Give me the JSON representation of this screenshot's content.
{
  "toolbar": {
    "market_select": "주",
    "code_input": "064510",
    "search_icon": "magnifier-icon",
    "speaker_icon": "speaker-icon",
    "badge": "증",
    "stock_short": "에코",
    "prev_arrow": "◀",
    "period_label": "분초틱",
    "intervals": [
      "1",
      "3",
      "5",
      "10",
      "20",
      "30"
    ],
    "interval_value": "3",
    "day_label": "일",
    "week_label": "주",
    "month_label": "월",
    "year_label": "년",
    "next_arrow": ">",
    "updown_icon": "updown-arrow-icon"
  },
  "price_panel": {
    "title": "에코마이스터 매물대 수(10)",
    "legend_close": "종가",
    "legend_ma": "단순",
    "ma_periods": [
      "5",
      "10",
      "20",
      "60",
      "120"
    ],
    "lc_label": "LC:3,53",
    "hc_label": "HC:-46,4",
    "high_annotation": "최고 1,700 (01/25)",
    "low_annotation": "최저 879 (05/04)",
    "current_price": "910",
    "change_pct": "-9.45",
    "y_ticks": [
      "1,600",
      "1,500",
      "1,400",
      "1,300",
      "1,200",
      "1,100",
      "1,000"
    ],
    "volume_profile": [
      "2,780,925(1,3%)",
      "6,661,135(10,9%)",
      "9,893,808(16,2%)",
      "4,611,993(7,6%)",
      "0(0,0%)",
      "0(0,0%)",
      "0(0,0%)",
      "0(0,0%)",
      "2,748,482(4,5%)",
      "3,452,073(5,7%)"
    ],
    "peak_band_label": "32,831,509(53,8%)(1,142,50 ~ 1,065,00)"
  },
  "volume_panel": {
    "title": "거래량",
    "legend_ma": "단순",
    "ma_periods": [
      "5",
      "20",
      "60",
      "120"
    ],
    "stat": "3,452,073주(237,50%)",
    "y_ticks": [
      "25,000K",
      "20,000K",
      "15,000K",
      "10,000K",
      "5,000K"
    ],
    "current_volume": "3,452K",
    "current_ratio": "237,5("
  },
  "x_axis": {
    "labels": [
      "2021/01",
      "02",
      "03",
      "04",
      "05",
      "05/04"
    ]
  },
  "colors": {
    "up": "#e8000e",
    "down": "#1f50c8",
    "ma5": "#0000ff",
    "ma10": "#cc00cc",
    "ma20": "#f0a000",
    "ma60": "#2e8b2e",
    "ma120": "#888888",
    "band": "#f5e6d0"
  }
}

▸ GIVEN TASK
Copy out every line of the data above, exactly as given.

▸ ANSWER BELOW
Give me the JSON representation of this screenshot's content.
{
  "toolbar": {
    "market_select": "주",
    "code_input": "064510",
    "search_icon": "magnifier-icon",
    "speaker_icon": "speaker-icon",
    "badge": "증",
    "stock_short": "에코",
    "prev_arrow": "◀",
    "period_label": "분초틱",
    "intervals": [
      "1",
      "3",
      "5",
      "10",
      "20",
      "30"
    ],
    "interval_value": "3",
    "day_label": "일",
    "week_label": "주",
    "month_label": "월",
    "year_label": "년",
    "next_arrow": ">",
    "updown_icon": "updown-arrow-icon"
  },
  "price_panel": {
    "title": "에코마이스터 매물대 수(10)",
    "legend_close": "종가",
    "legend_ma": "단순",
    "ma_periods": [
      "5",
      "10",
      "20",
      "60",
      "120"
    ],
    "lc_label": "LC:3,53",
    "hc_label": "HC:-46,4",
    "high_annotation": "최고 1,700 (01/25)",
    "low_annotation": "최저 879 (05/04)",
    "current_price": "910",
    "change_pct": "-9.45",
    "y_ticks": [
      "1,600",
      "1,500",
      "1,400",
      "1,300",
      "1,200",
      "1,100",
      "1,000"
    ],
    "volume_profile": [
      "2,780,925(1,3%)",
      "6,661,135(10,9%)",
      "9,893,808(16,2%)",
      "4,611,993(7,6%)",
      "0(0,0%)",
      "0(0,0%)",
      "0(0,0%)",
      "0(0,0%)",
      "2,748,482(4,5%)",
      "3,452,073(5,7%)"
    ],
    "peak_band_label": "32,831,509(53,8%)(1,142,50 ~ 1,065,00)"
  },
  "volume_panel": {
    "title": "거래량",
    "legend_ma": "단순",
    "ma_periods": [
      "5",
      "20",
      "60",
      "120"
    ],
    "stat": "3,452,073주(237,50%)",
    "y_ticks": [
      "25,000K",
      "20,000K",
      "15,000K",
      "10,000K",
      "5,000K"
    ],
    "current_volume": "3,452K",
    "current_ratio": "237,5("
  },
  "x_axis": {
    "labels": [
      "2021/01",
      "02",
      "03",
      "04",
      "05",
      "05/04"
    ]
  },
  "colors": {
    "up": "#e8000e",
    "down": "#1f50c8",
    "ma5": "#0000ff",
    "ma10": "#cc00cc",
    "ma20": "#f0a000",
    "ma60": "#2e8b2e",
    "ma120": "#888888",
    "band": "#f5e6d0"
  }
}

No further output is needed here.